WHAT TO DO: Pick out each line below containing "Read".
□ □ □ □
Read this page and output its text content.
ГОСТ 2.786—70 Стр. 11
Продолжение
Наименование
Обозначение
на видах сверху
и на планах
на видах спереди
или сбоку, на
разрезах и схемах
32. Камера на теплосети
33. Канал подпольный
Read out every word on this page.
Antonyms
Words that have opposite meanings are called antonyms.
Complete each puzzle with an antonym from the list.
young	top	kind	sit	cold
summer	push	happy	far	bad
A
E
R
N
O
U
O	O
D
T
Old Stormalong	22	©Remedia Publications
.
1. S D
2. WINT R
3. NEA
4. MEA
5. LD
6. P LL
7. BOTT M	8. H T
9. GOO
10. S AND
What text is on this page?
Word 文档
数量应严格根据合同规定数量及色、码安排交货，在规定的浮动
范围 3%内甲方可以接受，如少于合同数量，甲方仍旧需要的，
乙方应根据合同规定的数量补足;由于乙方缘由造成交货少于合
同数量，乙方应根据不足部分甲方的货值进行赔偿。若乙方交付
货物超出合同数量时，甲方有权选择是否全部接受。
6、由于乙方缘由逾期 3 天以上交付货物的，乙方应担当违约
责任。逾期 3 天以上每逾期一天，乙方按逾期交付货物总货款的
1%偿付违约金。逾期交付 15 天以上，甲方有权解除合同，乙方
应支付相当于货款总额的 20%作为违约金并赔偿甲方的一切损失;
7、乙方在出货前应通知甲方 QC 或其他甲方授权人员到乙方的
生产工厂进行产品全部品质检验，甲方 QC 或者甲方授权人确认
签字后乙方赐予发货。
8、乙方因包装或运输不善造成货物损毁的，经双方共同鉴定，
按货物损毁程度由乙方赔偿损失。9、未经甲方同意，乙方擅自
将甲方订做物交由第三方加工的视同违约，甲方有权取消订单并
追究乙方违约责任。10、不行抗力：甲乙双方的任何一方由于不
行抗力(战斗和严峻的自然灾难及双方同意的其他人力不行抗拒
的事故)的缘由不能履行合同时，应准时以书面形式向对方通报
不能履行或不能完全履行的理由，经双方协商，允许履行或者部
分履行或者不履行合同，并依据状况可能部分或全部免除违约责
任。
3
□ □ □ □
RESULT:
Read this page and output its text content.
Read out every word on this page.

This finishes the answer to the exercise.